• [EXERCISE REQUIREMENTS]: From the records, pick out and copy each line containing "Orange".

## start GIVEN DATA

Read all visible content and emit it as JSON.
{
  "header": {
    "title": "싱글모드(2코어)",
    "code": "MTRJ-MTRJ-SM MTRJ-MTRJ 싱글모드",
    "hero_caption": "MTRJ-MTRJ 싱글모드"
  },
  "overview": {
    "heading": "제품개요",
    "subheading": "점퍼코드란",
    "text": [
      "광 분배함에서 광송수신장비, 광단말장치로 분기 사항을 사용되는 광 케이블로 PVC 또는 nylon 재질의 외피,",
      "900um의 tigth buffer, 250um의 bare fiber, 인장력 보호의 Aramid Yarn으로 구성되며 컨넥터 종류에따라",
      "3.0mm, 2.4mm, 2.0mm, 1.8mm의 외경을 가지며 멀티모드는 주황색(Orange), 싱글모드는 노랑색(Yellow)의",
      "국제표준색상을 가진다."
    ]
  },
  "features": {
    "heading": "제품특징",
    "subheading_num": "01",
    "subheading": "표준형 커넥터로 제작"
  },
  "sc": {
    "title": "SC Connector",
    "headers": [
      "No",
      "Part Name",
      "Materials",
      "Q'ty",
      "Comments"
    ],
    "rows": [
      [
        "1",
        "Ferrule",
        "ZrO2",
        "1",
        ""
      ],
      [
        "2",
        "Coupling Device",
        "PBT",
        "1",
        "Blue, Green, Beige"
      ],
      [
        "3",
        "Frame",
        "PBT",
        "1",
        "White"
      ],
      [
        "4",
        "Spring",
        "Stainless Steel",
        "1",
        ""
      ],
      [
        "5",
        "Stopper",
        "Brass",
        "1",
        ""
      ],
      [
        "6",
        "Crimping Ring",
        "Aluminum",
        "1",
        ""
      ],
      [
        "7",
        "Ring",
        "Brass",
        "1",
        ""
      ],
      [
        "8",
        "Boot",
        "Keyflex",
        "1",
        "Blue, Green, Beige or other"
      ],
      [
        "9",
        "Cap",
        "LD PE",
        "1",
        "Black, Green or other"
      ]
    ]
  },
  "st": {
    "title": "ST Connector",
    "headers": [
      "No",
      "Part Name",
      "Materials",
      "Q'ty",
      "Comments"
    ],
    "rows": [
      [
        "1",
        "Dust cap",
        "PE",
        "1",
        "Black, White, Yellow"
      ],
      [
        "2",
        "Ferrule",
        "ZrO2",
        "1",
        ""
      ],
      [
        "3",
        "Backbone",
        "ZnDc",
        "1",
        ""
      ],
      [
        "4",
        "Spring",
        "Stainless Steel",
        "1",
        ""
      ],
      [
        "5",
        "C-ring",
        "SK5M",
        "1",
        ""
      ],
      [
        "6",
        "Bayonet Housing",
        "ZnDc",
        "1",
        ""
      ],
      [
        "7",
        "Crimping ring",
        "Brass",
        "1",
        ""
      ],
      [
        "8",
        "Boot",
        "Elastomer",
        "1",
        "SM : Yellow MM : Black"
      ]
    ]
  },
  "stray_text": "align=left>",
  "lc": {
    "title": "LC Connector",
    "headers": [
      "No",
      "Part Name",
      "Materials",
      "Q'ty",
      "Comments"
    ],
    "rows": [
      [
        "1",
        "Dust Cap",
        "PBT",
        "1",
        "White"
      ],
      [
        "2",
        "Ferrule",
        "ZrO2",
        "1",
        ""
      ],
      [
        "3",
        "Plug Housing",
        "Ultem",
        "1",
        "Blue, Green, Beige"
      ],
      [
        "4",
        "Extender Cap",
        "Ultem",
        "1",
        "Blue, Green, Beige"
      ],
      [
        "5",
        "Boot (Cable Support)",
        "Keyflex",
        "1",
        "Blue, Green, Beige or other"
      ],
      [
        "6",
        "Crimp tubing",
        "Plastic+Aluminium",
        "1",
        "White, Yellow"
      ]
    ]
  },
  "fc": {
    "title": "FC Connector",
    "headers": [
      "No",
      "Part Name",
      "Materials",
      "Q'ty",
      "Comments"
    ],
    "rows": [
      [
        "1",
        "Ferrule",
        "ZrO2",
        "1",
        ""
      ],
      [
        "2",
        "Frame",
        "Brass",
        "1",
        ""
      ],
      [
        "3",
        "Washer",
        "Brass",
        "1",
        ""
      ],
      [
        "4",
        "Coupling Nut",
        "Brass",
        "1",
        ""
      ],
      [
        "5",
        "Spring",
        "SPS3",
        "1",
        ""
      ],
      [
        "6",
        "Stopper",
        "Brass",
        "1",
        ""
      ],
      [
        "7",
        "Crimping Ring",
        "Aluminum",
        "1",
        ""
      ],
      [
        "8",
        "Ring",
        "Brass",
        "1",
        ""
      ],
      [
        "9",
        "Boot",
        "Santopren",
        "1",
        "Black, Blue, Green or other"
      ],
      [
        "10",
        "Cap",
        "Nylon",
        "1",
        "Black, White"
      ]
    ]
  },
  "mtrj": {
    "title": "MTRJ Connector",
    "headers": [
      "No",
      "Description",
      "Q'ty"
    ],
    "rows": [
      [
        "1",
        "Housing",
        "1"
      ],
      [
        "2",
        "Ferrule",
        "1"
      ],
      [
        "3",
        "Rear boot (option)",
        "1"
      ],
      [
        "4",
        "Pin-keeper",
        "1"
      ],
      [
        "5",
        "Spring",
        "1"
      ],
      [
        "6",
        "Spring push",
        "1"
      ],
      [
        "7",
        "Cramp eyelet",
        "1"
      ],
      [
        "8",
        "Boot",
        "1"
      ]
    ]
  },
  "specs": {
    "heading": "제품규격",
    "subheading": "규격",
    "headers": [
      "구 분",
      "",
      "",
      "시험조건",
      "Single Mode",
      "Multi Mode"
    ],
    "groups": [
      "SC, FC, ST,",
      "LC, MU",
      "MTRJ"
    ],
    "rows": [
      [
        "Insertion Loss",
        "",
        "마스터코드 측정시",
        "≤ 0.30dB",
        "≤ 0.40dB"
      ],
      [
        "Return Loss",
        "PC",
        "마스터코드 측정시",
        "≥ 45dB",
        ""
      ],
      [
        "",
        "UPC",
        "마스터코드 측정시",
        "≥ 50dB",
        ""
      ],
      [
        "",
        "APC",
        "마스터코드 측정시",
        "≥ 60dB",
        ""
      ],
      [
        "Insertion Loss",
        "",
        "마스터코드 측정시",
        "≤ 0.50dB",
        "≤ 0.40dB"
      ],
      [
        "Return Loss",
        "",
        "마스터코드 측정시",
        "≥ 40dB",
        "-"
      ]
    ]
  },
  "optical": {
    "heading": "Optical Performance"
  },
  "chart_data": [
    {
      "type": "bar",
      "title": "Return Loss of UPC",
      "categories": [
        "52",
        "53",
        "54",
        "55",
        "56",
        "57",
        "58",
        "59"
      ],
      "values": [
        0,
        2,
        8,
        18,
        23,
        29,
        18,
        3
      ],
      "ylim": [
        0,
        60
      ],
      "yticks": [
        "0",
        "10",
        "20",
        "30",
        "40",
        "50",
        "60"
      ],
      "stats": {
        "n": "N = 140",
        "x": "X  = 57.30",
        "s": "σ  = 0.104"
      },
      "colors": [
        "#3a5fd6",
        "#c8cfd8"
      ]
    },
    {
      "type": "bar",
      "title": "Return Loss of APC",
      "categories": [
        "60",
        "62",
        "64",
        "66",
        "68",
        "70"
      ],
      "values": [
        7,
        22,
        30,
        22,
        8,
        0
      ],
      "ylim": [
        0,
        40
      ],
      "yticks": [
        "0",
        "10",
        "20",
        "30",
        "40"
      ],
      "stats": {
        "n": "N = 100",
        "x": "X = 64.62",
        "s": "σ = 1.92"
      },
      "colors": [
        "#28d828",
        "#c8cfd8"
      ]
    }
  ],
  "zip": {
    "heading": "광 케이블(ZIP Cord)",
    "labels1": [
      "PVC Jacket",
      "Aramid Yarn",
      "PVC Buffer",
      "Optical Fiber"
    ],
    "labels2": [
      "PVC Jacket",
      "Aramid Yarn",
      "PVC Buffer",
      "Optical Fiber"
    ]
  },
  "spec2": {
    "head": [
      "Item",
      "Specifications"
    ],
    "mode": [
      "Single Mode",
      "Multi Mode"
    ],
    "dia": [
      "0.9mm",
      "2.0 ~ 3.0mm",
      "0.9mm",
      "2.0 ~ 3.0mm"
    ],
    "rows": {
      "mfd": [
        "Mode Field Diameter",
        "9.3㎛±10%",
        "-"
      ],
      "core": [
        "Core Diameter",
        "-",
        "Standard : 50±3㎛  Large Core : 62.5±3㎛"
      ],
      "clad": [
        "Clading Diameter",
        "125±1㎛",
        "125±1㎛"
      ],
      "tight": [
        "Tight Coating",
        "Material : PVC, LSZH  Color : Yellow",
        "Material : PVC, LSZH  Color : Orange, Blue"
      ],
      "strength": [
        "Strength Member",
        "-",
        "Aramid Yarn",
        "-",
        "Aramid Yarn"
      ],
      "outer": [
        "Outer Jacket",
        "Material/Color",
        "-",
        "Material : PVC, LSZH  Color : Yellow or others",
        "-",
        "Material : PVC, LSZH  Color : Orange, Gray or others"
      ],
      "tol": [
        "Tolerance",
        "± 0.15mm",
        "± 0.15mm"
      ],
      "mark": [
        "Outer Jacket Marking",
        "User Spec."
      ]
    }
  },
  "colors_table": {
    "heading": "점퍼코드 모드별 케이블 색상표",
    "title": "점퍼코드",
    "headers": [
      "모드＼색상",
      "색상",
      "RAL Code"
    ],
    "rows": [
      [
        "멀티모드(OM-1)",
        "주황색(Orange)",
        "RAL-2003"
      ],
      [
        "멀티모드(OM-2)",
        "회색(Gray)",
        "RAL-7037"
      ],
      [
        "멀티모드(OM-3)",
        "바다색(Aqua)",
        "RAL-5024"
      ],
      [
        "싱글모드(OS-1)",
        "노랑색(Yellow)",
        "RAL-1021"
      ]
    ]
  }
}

## end GIVEN DATA

• [RESULT OF THE EXERCISE]:
      "3.0mm, 2.4mm, 2.0mm, 1.8mm의 외경을 가지며 멀티모드는 주황색(Orange), 싱글모드는 노랑색(Yellow)의",
        "Material : PVC, LSZH  Color : Orange, Blue"
        "Material : PVC, LSZH  Color : Orange, Gray or others"
        "주황색(Orange)",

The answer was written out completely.